───── AVAILABLE RECORDS

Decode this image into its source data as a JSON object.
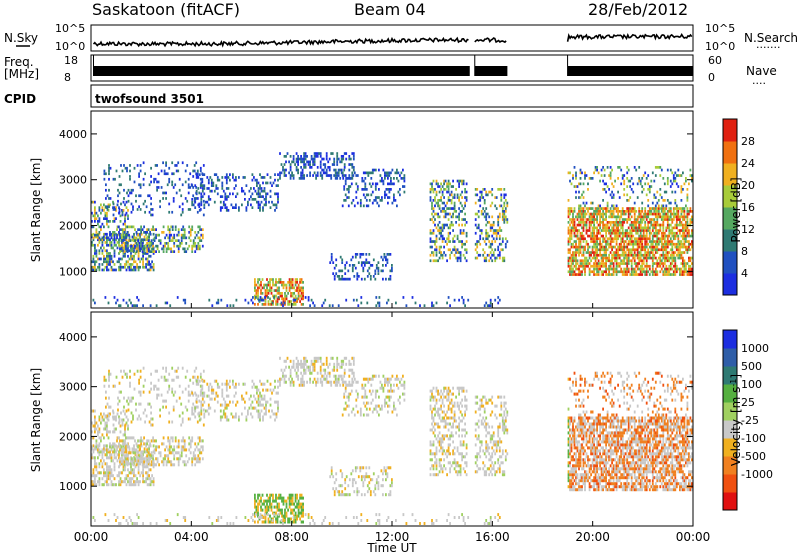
{
  "header": {
    "station": "Saskatoon (fitACF)",
    "beam": "Beam 04",
    "date": "28/Feb/2012"
  },
  "noise_panel": {
    "left_label": "N.Sky",
    "right_label": "N.Search",
    "right_legend_dots": ".......",
    "ticks": [
      "10^5",
      "10^0"
    ]
  },
  "freq_panel": {
    "left_label_1": "Freq.",
    "left_label_2": "[MHz]",
    "right_label": "Nave",
    "right_legend_dots": "....",
    "left_ticks": [
      "18",
      "8"
    ],
    "right_ticks": [
      "60",
      "0"
    ]
  },
  "cpid_panel": {
    "label": "CPID",
    "program": "twofsound 3501"
  },
  "chart_data": [
    {
      "type": "heatmap",
      "name": "power",
      "ylabel": "Slant Range [km]",
      "ylim": [
        200,
        4500
      ],
      "yticks": [
        "1000",
        "2000",
        "3000",
        "4000"
      ],
      "xlim_hours": [
        0,
        24
      ],
      "colorbar": {
        "label": "Power [dB]",
        "ticks": [
          "4",
          "8",
          "12",
          "16",
          "20",
          "24",
          "28"
        ],
        "colors": [
          "#1c2ee0",
          "#2050c0",
          "#2f7a73",
          "#55a860",
          "#a8cc3a",
          "#f0b020",
          "#f07010",
          "#e02010"
        ]
      },
      "data_gaps_hours": [
        [
          15.1,
          15.3
        ],
        [
          16.6,
          19.0
        ]
      ]
    },
    {
      "type": "heatmap",
      "name": "velocity",
      "ylabel": "Slant Range [km]",
      "ylim": [
        200,
        4500
      ],
      "yticks": [
        "1000",
        "2000",
        "3000",
        "4000"
      ],
      "xlim_hours": [
        0,
        24
      ],
      "xlabel": "Time UT",
      "xticks": [
        "00:00",
        "04:00",
        "08:00",
        "12:00",
        "16:00",
        "20:00",
        "00:00"
      ],
      "colorbar": {
        "label": "Velocity",
        "unit": "[m s",
        "unit_exp": "-1",
        "unit_close": "]",
        "ticks": [
          "1000",
          "500",
          "100",
          "25",
          "-25",
          "-100",
          "-500",
          "-1000"
        ],
        "colors": [
          "#1c2ee0",
          "#2f5ea8",
          "#2f7a73",
          "#55b040",
          "#a0d060",
          "#c8c8c8",
          "#f0b020",
          "#f08020",
          "#f05010",
          "#e01010"
        ]
      }
    }
  ]
}
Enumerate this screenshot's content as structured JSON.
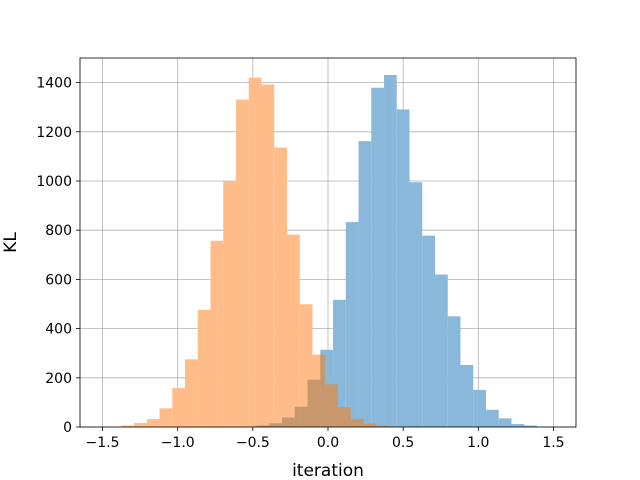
{
  "chart_data": {
    "type": "histogram",
    "xlabel": "iteration",
    "ylabel": "KL",
    "xlim": [
      -1.65,
      1.65
    ],
    "ylim": [
      0,
      1500
    ],
    "xticks": [
      -1.5,
      -1.0,
      -0.5,
      0.0,
      0.5,
      1.0,
      1.5
    ],
    "xtick_labels": [
      "−1.5",
      "−1.0",
      "−0.5",
      "0.0",
      "0.5",
      "1.0",
      "1.5"
    ],
    "yticks": [
      0,
      200,
      400,
      600,
      800,
      1000,
      1200,
      1400
    ],
    "ytick_labels": [
      "0",
      "200",
      "400",
      "600",
      "800",
      "1000",
      "1200",
      "1400"
    ],
    "grid": true,
    "series": [
      {
        "color": "#ffbb88",
        "bin_start": -1.46,
        "bin_width": 0.0848,
        "values": [
          2,
          6,
          16,
          32,
          76,
          158,
          275,
          476,
          757,
          1001,
          1331,
          1420,
          1392,
          1136,
          782,
          499,
          294,
          173,
          80,
          33,
          14,
          6
        ]
      },
      {
        "color": "#8ab8da",
        "bin_start": -0.56,
        "bin_width": 0.0848,
        "values": [
          2,
          6,
          15,
          38,
          82,
          192,
          314,
          517,
          833,
          1162,
          1379,
          1431,
          1291,
          995,
          778,
          620,
          450,
          252,
          151,
          70,
          35,
          12,
          6,
          1
        ]
      }
    ]
  }
}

──────────

* [GIVEN EXERCISE]
Repeat the listing verbatim. Skip the pictures.

* [RESULT OF THIS EXERCISE]
Decode this image into its source data as a JSON object.
{
  "header": {
    "station": "Saskatoon (fitACF)",
    "beam": "Beam 04",
    "date": "28/Feb/2012"
  },
  "noise_panel": {
    "left_label": "N.Sky",
    "right_label": "N.Search",
    "right_legend_dots": ".......",
    "ticks": [
      "10^5",
      "10^0"
    ]
  },
  "freq_panel": {
    "left_label_1": "Freq.",
    "left_label_2": "[MHz]",
    "right_label": "Nave",
    "right_legend_dots": "....",
    "left_ticks": [
      "18",
      "8"
    ],
    "right_ticks": [
      "60",
      "0"
    ]
  },
  "cpid_panel": {
    "label": "CPID",
    "program": "twofsound 3501"
  },
  "chart_data": [
    {
      "type": "heatmap",
      "name": "power",
      "ylabel": "Slant Range [km]",
      "ylim": [
        200,
        4500
      ],
      "yticks": [
        "1000",
        "2000",
        "3000",
        "4000"
      ],
      "xlim_hours": [
        0,
        24
      ],
      "colorbar": {
        "label": "Power [dB]",
        "ticks": [
          "4",
          "8",
          "12",
          "16",
          "20",
          "24",
          "28"
        ],
        "colors": [
          "#1c2ee0",
          "#2050c0",
          "#2f7a73",
          "#55a860",
          "#a8cc3a",
          "#f0b020",
          "#f07010",
          "#e02010"
        ]
      },
      "data_gaps_hours": [
        [
          15.1,
          15.3
        ],
        [
          16.6,
          19.0
        ]
      ]
    },
    {
      "type": "heatmap",
      "name": "velocity",
      "ylabel": "Slant Range [km]",
      "ylim": [
        200,
        4500
      ],
      "yticks": [
        "1000",
        "2000",
        "3000",
        "4000"
      ],
      "xlim_hours": [
        0,
        24
      ],
      "xlabel": "Time UT",
      "xticks": [
        "00:00",
        "04:00",
        "08:00",
        "12:00",
        "16:00",
        "20:00",
        "00:00"
      ],
      "colorbar": {
        "label": "Velocity",
        "unit": "[m s",
        "unit_exp": "-1",
        "unit_close": "]",
        "ticks": [
          "1000",
          "500",
          "100",
          "25",
          "-25",
          "-100",
          "-500",
          "-1000"
        ],
        "colors": [
          "#1c2ee0",
          "#2f5ea8",
          "#2f7a73",
          "#55b040",
          "#a0d060",
          "#c8c8c8",
          "#f0b020",
          "#f08020",
          "#f05010",
          "#e01010"
        ]
      }
    }
  ]
}
Enumerate this screenshot's content as structured JSON.
{
  "chart_data": {
    "type": "histogram",
    "xlabel": "iteration",
    "ylabel": "KL",
    "xlim": [
      -1.65,
      1.65
    ],
    "ylim": [
      0,
      1500
    ],
    "xticks": [
      -1.5,
      -1.0,
      -0.5,
      0.0,
      0.5,
      1.0,
      1.5
    ],
    "xtick_labels": [
      "−1.5",
      "−1.0",
      "−0.5",
      "0.0",
      "0.5",
      "1.0",
      "1.5"
    ],
    "yticks": [
      0,
      200,
      400,
      600,
      800,
      1000,
      1200,
      1400
    ],
    "ytick_labels": [
      "0",
      "200",
      "400",
      "600",
      "800",
      "1000",
      "1200",
      "1400"
    ],
    "grid": true,
    "series": [
      {
        "color": "#ffbb88",
        "bin_start": -1.46,
        "bin_width": 0.0848,
        "values": [
          2,
          6,
          16,
          32,
          76,
          158,
          275,
          476,
          757,
          1001,
          1331,
          1420,
          1392,
          1136,
          782,
          499,
          294,
          173,
          80,
          33,
          14,
          6
        ]
      },
      {
        "color": "#8ab8da",
        "bin_start": -0.56,
        "bin_width": 0.0848,
        "values": [
          2,
          6,
          15,
          38,
          82,
          192,
          314,
          517,
          833,
          1162,
          1379,
          1431,
          1291,
          995,
          778,
          620,
          450,
          252,
          151,
          70,
          35,
          12,
          6,
          1
        ]
      }
    ]
  }
}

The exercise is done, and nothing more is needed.